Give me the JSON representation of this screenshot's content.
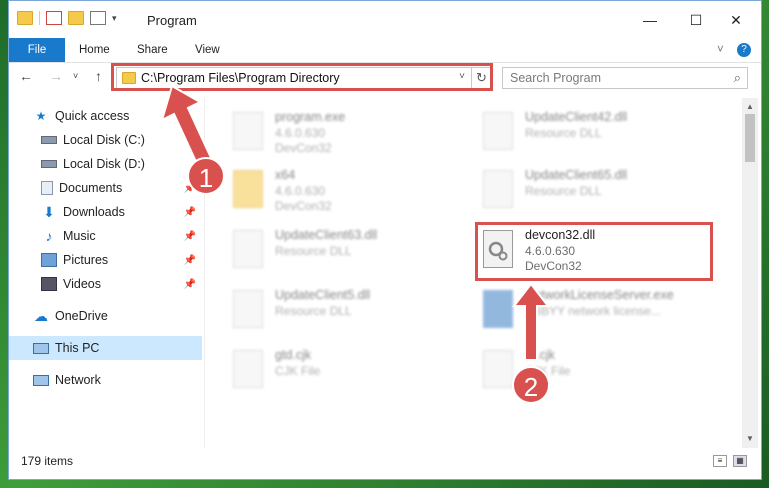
{
  "window": {
    "title": "Program",
    "controls": {
      "minimize": "—",
      "maximize": "☐",
      "close": "✕"
    }
  },
  "ribbon": {
    "tabs": [
      {
        "label": "File"
      },
      {
        "label": "Home"
      },
      {
        "label": "Share"
      },
      {
        "label": "View"
      }
    ],
    "expand_icon": "˅",
    "help_icon": "?"
  },
  "nav": {
    "back": "←",
    "forward": "→",
    "dropdown": "˅",
    "up": "↑",
    "address": "C:\\Program Files\\Program Directory",
    "refresh": "↻",
    "search_placeholder": "Search Program"
  },
  "sidebar": {
    "items": [
      {
        "label": "Quick access",
        "icon": "star-icon"
      },
      {
        "label": "Local Disk (C:)",
        "icon": "drive-icon"
      },
      {
        "label": "Local Disk (D:)",
        "icon": "drive-icon"
      },
      {
        "label": "Documents",
        "icon": "documents-icon"
      },
      {
        "label": "Downloads",
        "icon": "downloads-icon"
      },
      {
        "label": "Music",
        "icon": "music-icon"
      },
      {
        "label": "Pictures",
        "icon": "pictures-icon"
      },
      {
        "label": "Videos",
        "icon": "videos-icon"
      },
      {
        "label": "OneDrive",
        "icon": "cloud-icon"
      },
      {
        "label": "This PC",
        "icon": "computer-icon"
      },
      {
        "label": "Network",
        "icon": "network-icon"
      }
    ]
  },
  "files": [
    {
      "name": "program.exe",
      "line2": "4.6.0.630",
      "line3": "DevCon32"
    },
    {
      "name": "UpdateClient42.dll",
      "line2": "Resource DLL",
      "line3": ""
    },
    {
      "name": "x64",
      "line2": "4.6.0.630",
      "line3": "DevCon32"
    },
    {
      "name": "UpdateClient65.dll",
      "line2": "Resource DLL",
      "line3": ""
    },
    {
      "name": "UpdateClient63.dll",
      "line2": "Resource DLL",
      "line3": ""
    },
    {
      "name": "devcon32.dll",
      "line2": "4.6.0.630",
      "line3": "DevCon32"
    },
    {
      "name": "UpdateClient5.dll",
      "line2": "Resource DLL",
      "line3": ""
    },
    {
      "name": "NetworkLicenseServer.exe",
      "line2": "ABBYY network license...",
      "line3": ""
    },
    {
      "name": "gtd.cjk",
      "line2": "CJK File",
      "line3": ""
    },
    {
      "name": "rd.cjk",
      "line2": "CJK File",
      "line3": ""
    }
  ],
  "status": {
    "items": "179 items"
  },
  "annotations": {
    "badge1": "1",
    "badge2": "2",
    "color": "#d9514e"
  }
}
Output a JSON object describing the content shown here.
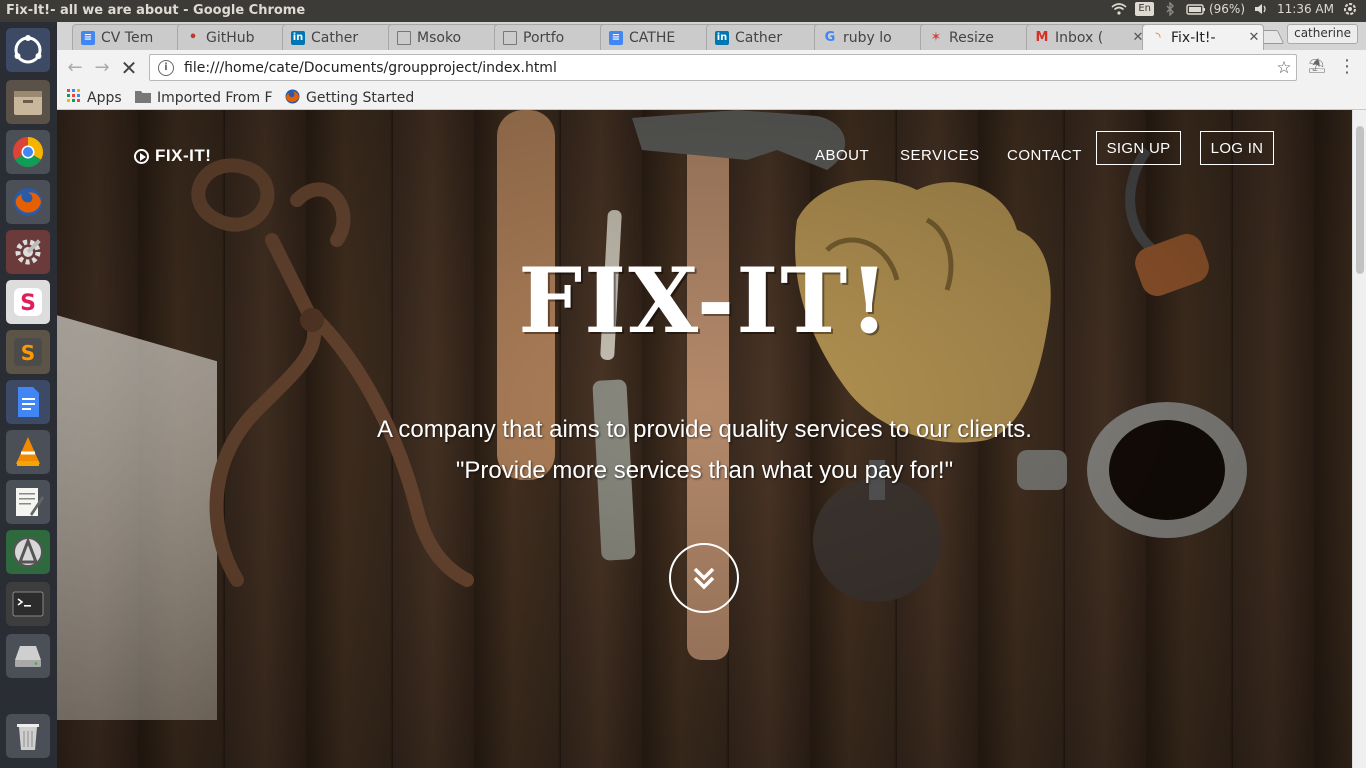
{
  "os": {
    "window_title": "Fix-It!- all we are about - Google Chrome",
    "keyboard_layout": "En",
    "battery": "(96%)",
    "clock": "11:36 AM",
    "launcher_apps": [
      "ubuntu-dash-icon",
      "files-icon",
      "chrome-icon",
      "firefox-icon",
      "system-settings-icon",
      "slack-icon",
      "sublime-text-icon",
      "google-docs-icon",
      "vlc-icon",
      "text-editor-icon",
      "software-updater-icon",
      "terminal-icon",
      "disk-icon",
      "trash-icon"
    ]
  },
  "browser": {
    "tabs": [
      {
        "label": "CV Tem",
        "favicon": "docs",
        "color": "#4285f4"
      },
      {
        "label": "GitHub",
        "favicon": "github",
        "color": "#c0392b"
      },
      {
        "label": "Cather",
        "favicon": "linkedin",
        "color": "#0077b5"
      },
      {
        "label": "Msoko",
        "favicon": "page",
        "color": "#777777"
      },
      {
        "label": "Portfo",
        "favicon": "page",
        "color": "#777777"
      },
      {
        "label": "CATHE",
        "favicon": "docs",
        "color": "#4285f4"
      },
      {
        "label": "Cather",
        "favicon": "linkedin",
        "color": "#0077b5"
      },
      {
        "label": "ruby lo",
        "favicon": "google",
        "color": "#4285f4"
      },
      {
        "label": "Resize",
        "favicon": "resize",
        "color": "#d64541"
      },
      {
        "label": "Inbox (",
        "favicon": "gmail",
        "color": "#d93025"
      },
      {
        "label": "Fix-It!-",
        "favicon": "loading",
        "color": "#e8710a"
      }
    ],
    "profile_name": "catherine",
    "url": "file:///home/cate/Documents/groupproject/index.html",
    "bookmarks": [
      {
        "label": "Apps",
        "icon": "apps-grid-icon"
      },
      {
        "label": "Imported From F",
        "icon": "folder-icon"
      },
      {
        "label": "Getting Started",
        "icon": "firefox-icon"
      }
    ]
  },
  "site": {
    "brand": "FIX-IT!",
    "nav": [
      "ABOUT",
      "SERVICES",
      "CONTACT"
    ],
    "signup_label": "SIGN UP",
    "login_label": "LOG IN",
    "hero_title": "FIX-IT!",
    "tagline": "A company that aims to provide quality services to our clients.",
    "motto": "\"Provide more services than what you pay for!\""
  }
}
####
WHAT THIS TASK INVOLVES — Copy out every line of the data that includes the word "Local".

OUTPUT FOR THIS EXERCISE —
        "label": "Local Disk (C:)",
        "label": "Local Disk (D:)",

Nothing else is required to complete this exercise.